DO THIS = Write the material out again exactly.

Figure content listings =
━━━━━━━━━━

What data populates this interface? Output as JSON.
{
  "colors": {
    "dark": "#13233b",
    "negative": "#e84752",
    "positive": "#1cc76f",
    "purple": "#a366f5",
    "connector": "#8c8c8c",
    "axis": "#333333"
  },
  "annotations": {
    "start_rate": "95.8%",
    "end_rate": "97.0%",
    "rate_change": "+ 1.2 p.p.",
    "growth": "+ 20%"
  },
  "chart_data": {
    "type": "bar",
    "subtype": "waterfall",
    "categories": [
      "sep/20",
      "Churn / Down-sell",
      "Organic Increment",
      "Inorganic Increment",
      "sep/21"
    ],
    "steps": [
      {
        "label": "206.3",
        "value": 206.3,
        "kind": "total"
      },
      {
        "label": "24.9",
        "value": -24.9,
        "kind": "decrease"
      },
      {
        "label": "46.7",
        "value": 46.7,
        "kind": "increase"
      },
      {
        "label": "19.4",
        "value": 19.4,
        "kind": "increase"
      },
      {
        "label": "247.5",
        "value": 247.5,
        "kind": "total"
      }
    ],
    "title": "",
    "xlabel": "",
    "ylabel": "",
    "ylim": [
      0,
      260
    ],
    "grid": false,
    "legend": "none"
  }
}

━━━━━━━━━━

WRITTEN RESPONSE =
What data populates this interface? Output as JSON.
{
  "colors": {
    "dark": "#13233b",
    "negative": "#e84752",
    "positive": "#1cc76f",
    "purple": "#a366f5",
    "connector": "#8c8c8c",
    "axis": "#333333"
  },
  "annotations": {
    "start_rate": "95.8%",
    "end_rate": "97.0%",
    "rate_change": "+ 1.2 p.p.",
    "growth": "+ 20%"
  },
  "chart_data": {
    "type": "bar",
    "subtype": "waterfall",
    "categories": [
      "sep/20",
      "Churn / Down-sell",
      "Organic Increment",
      "Inorganic Increment",
      "sep/21"
    ],
    "steps": [
      {
        "label": "206.3",
        "value": 206.3,
        "kind": "total"
      },
      {
        "label": "24.9",
        "value": -24.9,
        "kind": "decrease"
      },
      {
        "label": "46.7",
        "value": 46.7,
        "kind": "increase"
      },
      {
        "label": "19.4",
        "value": 19.4,
        "kind": "increase"
      },
      {
        "label": "247.5",
        "value": 247.5,
        "kind": "total"
      }
    ],
    "title": "",
    "xlabel": "",
    "ylabel": "",
    "ylim": [
      0,
      260
    ],
    "grid": false,
    "legend": "none"
  }
}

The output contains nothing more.